-- START OF EXCERPTED RECORDS --

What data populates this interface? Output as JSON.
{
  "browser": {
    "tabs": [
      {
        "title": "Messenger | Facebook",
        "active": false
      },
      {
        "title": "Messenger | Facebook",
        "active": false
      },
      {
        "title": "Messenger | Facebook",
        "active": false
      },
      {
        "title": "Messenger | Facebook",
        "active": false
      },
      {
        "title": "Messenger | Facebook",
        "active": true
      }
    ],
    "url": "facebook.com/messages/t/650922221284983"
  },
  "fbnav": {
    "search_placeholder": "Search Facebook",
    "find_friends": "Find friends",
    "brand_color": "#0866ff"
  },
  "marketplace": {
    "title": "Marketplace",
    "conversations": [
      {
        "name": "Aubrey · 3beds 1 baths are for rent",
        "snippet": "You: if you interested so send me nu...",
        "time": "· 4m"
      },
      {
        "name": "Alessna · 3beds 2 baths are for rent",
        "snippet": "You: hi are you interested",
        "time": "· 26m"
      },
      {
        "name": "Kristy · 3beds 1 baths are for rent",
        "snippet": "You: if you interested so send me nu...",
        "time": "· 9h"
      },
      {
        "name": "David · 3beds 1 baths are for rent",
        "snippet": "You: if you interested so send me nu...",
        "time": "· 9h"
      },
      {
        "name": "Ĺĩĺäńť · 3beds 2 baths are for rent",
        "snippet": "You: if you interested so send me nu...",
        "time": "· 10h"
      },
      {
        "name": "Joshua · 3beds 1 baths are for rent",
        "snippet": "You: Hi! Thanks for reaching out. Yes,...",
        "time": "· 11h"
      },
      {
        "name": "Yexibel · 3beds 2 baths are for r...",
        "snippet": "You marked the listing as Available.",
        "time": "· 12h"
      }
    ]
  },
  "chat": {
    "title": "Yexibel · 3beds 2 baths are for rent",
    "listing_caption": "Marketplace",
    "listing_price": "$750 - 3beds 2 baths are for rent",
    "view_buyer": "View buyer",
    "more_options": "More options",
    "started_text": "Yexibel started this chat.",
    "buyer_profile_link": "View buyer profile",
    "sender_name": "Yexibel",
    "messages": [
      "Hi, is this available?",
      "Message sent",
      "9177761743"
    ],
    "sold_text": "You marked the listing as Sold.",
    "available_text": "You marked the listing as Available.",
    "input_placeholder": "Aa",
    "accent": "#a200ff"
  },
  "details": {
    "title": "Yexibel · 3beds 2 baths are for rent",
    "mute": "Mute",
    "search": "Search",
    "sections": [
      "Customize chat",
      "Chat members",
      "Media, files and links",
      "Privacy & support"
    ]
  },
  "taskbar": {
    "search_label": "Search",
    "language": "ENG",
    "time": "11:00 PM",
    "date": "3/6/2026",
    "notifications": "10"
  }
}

-- END OF EXCERPTED RECORDS --

> _PROBLEM REQUIREMENTS_:
The entries above should be repeated exactly, every one of them.

> _TASK OUTPUT_:
What data populates this interface? Output as JSON.
{
  "browser": {
    "tabs": [
      {
        "title": "Messenger | Facebook",
        "active": false
      },
      {
        "title": "Messenger | Facebook",
        "active": false
      },
      {
        "title": "Messenger | Facebook",
        "active": false
      },
      {
        "title": "Messenger | Facebook",
        "active": false
      },
      {
        "title": "Messenger | Facebook",
        "active": true
      }
    ],
    "url": "facebook.com/messages/t/650922221284983"
  },
  "fbnav": {
    "search_placeholder": "Search Facebook",
    "find_friends": "Find friends",
    "brand_color": "#0866ff"
  },
  "marketplace": {
    "title": "Marketplace",
    "conversations": [
      {
        "name": "Aubrey · 3beds 1 baths are for rent",
        "snippet": "You: if you interested so send me nu...",
        "time": "· 4m"
      },
      {
        "name": "Alessna · 3beds 2 baths are for rent",
        "snippet": "You: hi are you interested",
        "time": "· 26m"
      },
      {
        "name": "Kristy · 3beds 1 baths are for rent",
        "snippet": "You: if you interested so send me nu...",
        "time": "· 9h"
      },
      {
        "name": "David · 3beds 1 baths are for rent",
        "snippet": "You: if you interested so send me nu...",
        "time": "· 9h"
      },
      {
        "name": "Ĺĩĺäńť · 3beds 2 baths are for rent",
        "snippet": "You: if you interested so send me nu...",
        "time": "· 10h"
      },
      {
        "name": "Joshua · 3beds 1 baths are for rent",
        "snippet": "You: Hi! Thanks for reaching out. Yes,...",
        "time": "· 11h"
      },
      {
        "name": "Yexibel · 3beds 2 baths are for r...",
        "snippet": "You marked the listing as Available.",
        "time": "· 12h"
      }
    ]
  },
  "chat": {
    "title": "Yexibel · 3beds 2 baths are for rent",
    "listing_caption": "Marketplace",
    "listing_price": "$750 - 3beds 2 baths are for rent",
    "view_buyer": "View buyer",
    "more_options": "More options",
    "started_text": "Yexibel started this chat.",
    "buyer_profile_link": "View buyer profile",
    "sender_name": "Yexibel",
    "messages": [
      "Hi, is this available?",
      "Message sent",
      "9177761743"
    ],
    "sold_text": "You marked the listing as Sold.",
    "available_text": "You marked the listing as Available.",
    "input_placeholder": "Aa",
    "accent": "#a200ff"
  },
  "details": {
    "title": "Yexibel · 3beds 2 baths are for rent",
    "mute": "Mute",
    "search": "Search",
    "sections": [
      "Customize chat",
      "Chat members",
      "Media, files and links",
      "Privacy & support"
    ]
  },
  "taskbar": {
    "search_label": "Search",
    "language": "ENG",
    "time": "11:00 PM",
    "date": "3/6/2026",
    "notifications": "10"
  }
}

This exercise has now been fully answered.